▸ MATERIAL FOR THIS TASK

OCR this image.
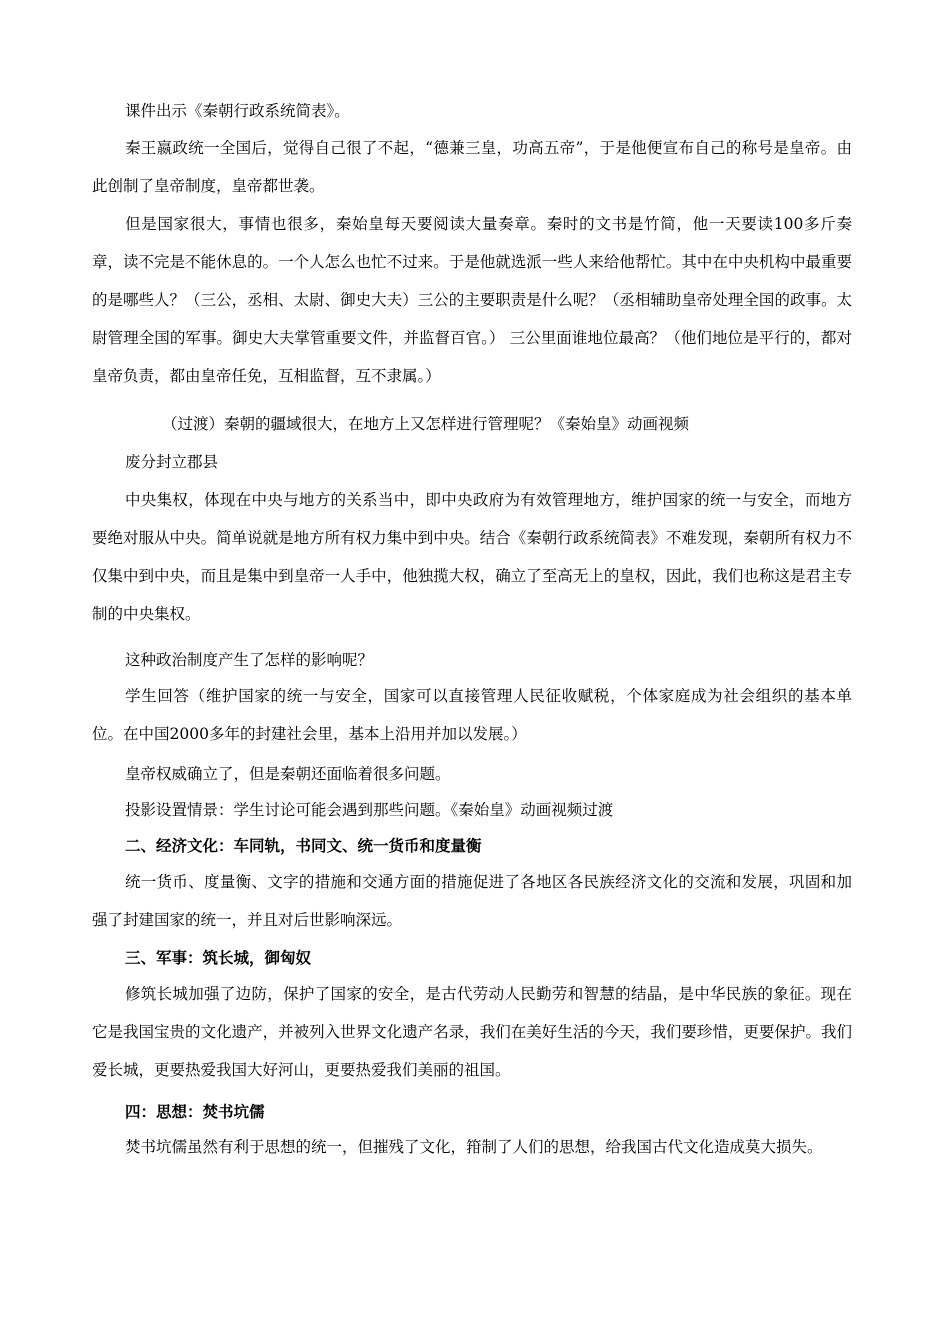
课件出示《秦朝行政系统简表》。

秦王嬴政统一全国后，觉得自己很了不起，“德兼三皇，功高五帝”，于是他便宣布自己的称号是皇帝。由此创制了皇帝制度，皇帝都世袭。

但是国家很大，事情也很多，秦始皇每天要阅读大量奏章。秦时的文书是竹简，他一天要读100多斤奏章，读不完是不能休息的。一个人怎么也忙不过来。于是他就选派一些人来给他帮忙。其中在中央机构中最重要的是哪些人？（三公，丞相、太尉、御史大夫）三公的主要职责是什么呢？（丞相辅助皇帝处理全国的政事。太尉管理全国的军事。御史大夫掌管重要文件，并监督百官。） 三公里面谁地位最高？（他们地位是平行的，都对皇帝负责，都由皇帝任免，互相监督，互不隶属。）

（过渡）秦朝的疆域很大，在地方上又怎样进行管理呢？《秦始皇》动画视频

废分封立郡县

中央集权，体现在中央与地方的关系当中，即中央政府为有效管理地方，维护国家的统一与安全，而地方要绝对服从中央。简单说就是地方所有权力集中到中央。结合《秦朝行政系统简表》不难发现，秦朝所有权力不仅集中到中央，而且是集中到皇帝一人手中，他独揽大权，确立了至高无上的皇权，因此，我们也称这是君主专制的中央集权。

这种政治制度产生了怎样的影响呢？

学生回答（维护国家的统一与安全，国家可以直接管理人民征收赋税，个体家庭成为社会组织的基本单位。在中国2000多年的封建社会里，基本上沿用并加以发展。）

皇帝权威确立了，但是秦朝还面临着很多问题。

投影设置情景：学生讨论可能会遇到那些问题。《秦始皇》动画视频过渡

二、经济文化：车同轨，书同文、统一货币和度量衡

统一货币、度量衡、文字的措施和交通方面的措施促进了各地区各民族经济文化的交流和发展，巩固和加强了封建国家的统一，并且对后世影响深远。

三、军事：筑长城，御匈奴

修筑长城加强了边防，保护了国家的安全，是古代劳动人民勤劳和智慧的结晶，是中华民族的象征。现在它是我国宝贵的文化遗产，并被列入世界文化遗产名录，我们在美好生活的今天，我们要珍惜，更要保护。我们爱长城，更要热爱我国大好河山，更要热爱我们美丽的祖国。

四：思想：焚书坑儒

焚书坑儒虽然有利于思想的统一，但摧残了文化，箝制了人们的思想，给我国古代文化造成莫大损失。
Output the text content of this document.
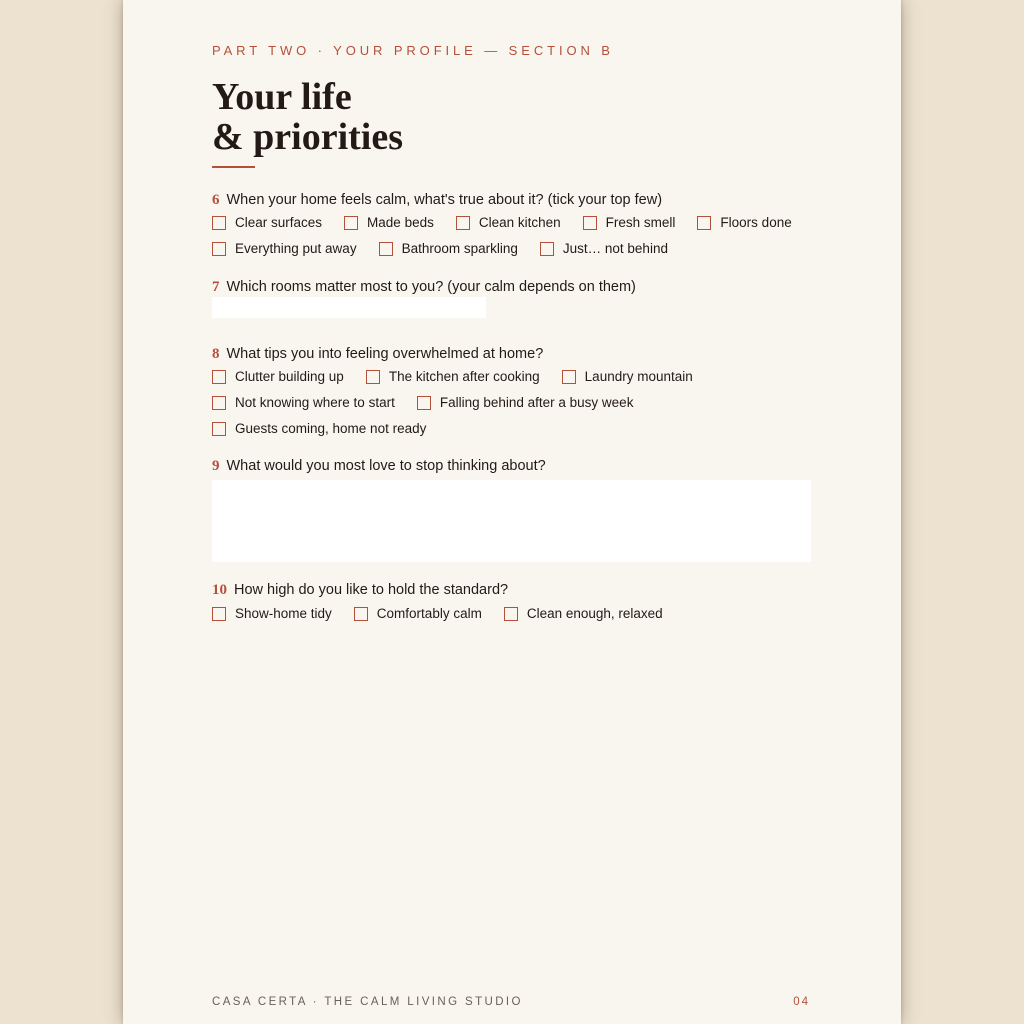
PART TWO · YOUR PROFILE — SECTION B
Your life
& priorities
6 When your home feels calm, what's true about it? (tick your top few)
Clear surfaces	Made beds	Clean kitchen	Fresh smell	Floors done
Everything put away	Bathroom sparkling	Just… not behind
7 Which rooms matter most to you? (your calm depends on them)
8 What tips you into feeling overwhelmed at home?
Clutter building up	The kitchen after cooking	Laundry mountain
Not knowing where to start	Falling behind after a busy week
Guests coming, home not ready
9 What would you most love to stop thinking about?
10 How high do you like to hold the standard?
Show-home tidy	Comfortably calm	Clean enough, relaxed
CASA CERTA · THE CALM LIVING STUDIO	04
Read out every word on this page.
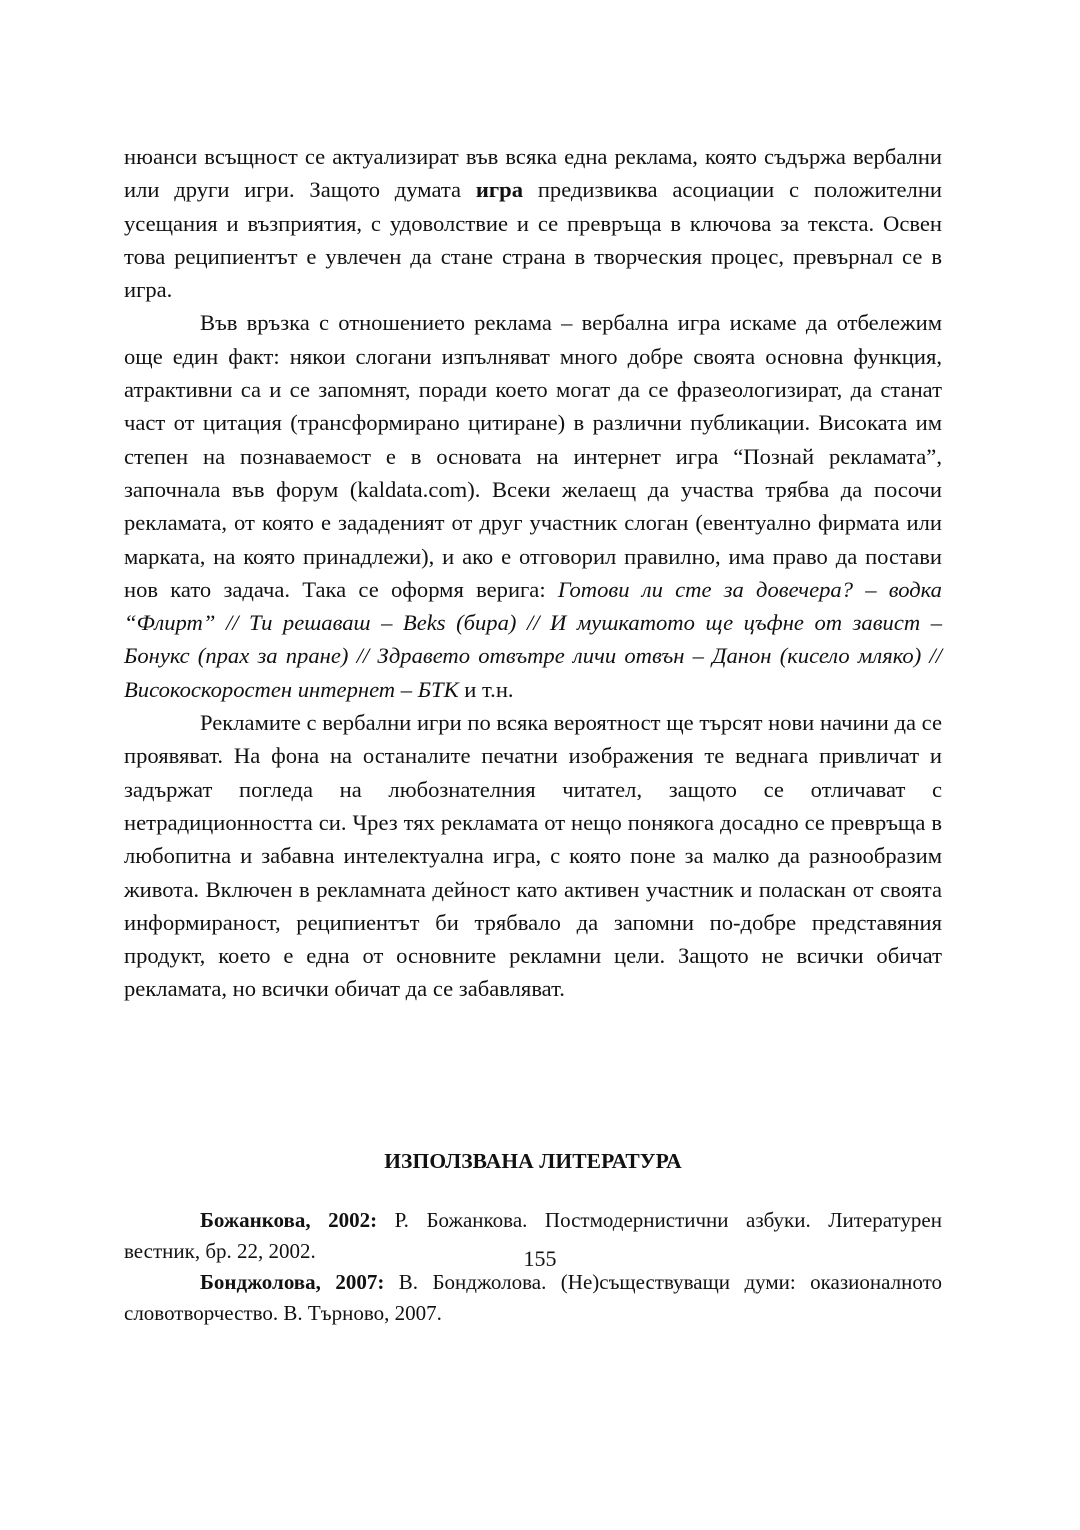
нюанси всъщност се актуализират във всяка една реклама, която съдържа вербални или други игри. Защото думата игра предизвиква асоциации с положителни усещания и възприятия, с удоволствие и се превръща в ключова за текста. Освен това реципиентът е увлечен да стане страна в творческия процес, превърнал се в игра.

Във връзка с отношението реклама – вербална игра искаме да отбележим още един факт: някои слогани изпълняват много добре своята основна функция, атрактивни са и се запомнят, поради което могат да се фразеологизират, да станат част от цитация (трансформирано цитиране) в различни публикации. Високата им степен на познаваемост е в основата на интернет игра “Познай рекламата”, започнала във форум (kaldata.com). Всеки желаещ да участва трябва да посочи рекламата, от която е зададеният от друг участник слоган (евентуално фирмата или марката, на която принадлежи), и ако е отговорил правилно, има право да постави нов като задача. Така се оформя верига: Готови ли сте за довечера? – водка “Флирт” // Ти решаваш – Beks (бира) // И мушкатото ще цъфне от завист – Бонукс (прах за пране) // Здравето отвътре личи отвън – Данон (кисело мляко) // Високоскоростен интернет – БТК и т.н.

Рекламите с вербални игри по всяка вероятност ще търсят нови начини да се проявяват. На фона на останалите печатни изображения те веднага привличат и задържат погледа на любознателния читател, защото се отличават с нетрадиционността си. Чрез тях рекламата от нещо понякога досадно се превръща в любопитна и забавна интелектуална игра, с която поне за малко да разнообразим живота. Включен в рекламната дейност като активен участник и поласкан от своята информираност, реципиентът би трябвало да запомни по-добре представяния продукт, което е една от основните рекламни цели. Защото не всички обичат рекламата, но всички обичат да се забавляват.

ИЗПОЛЗВАНА ЛИТЕРАТУРА

Божанкова, 2002: Р. Божанкова. Постмодернистични азбуки. Литературен вестник, бр. 22, 2002.

Бонджолова, 2007: В. Бонджолова. (Не)съществуващи думи: оказионалното словотворчество. В. Търново, 2007.

155
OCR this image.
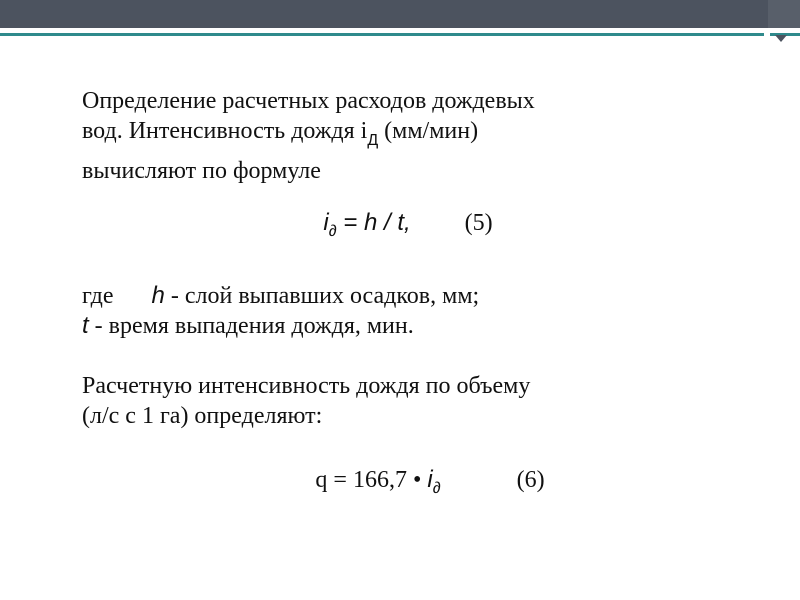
Определение расчетных расходов дождевых
вод. Интенсивность дождя $i_Д$ (мм/мин)
вычисляют по формуле

$i_\partial = h / t$, (5)

где h - слой выпавших осадков, мм;
t - время выпадения дождя, мин.

Расчетную интенсивность дождя по объему
(л/с с 1 га) определяют:

q = 166,7 • $i_\partial$	(6)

▸ WHAT THE TASK REQUIRES
Go through the entries above and pull out each line with "after" in it.

▸ RESPONSE TO THIS TASK
Clutter building up	The kitchen after cooking	Laundry mountain
Not knowing where to start	Falling behind after a busy week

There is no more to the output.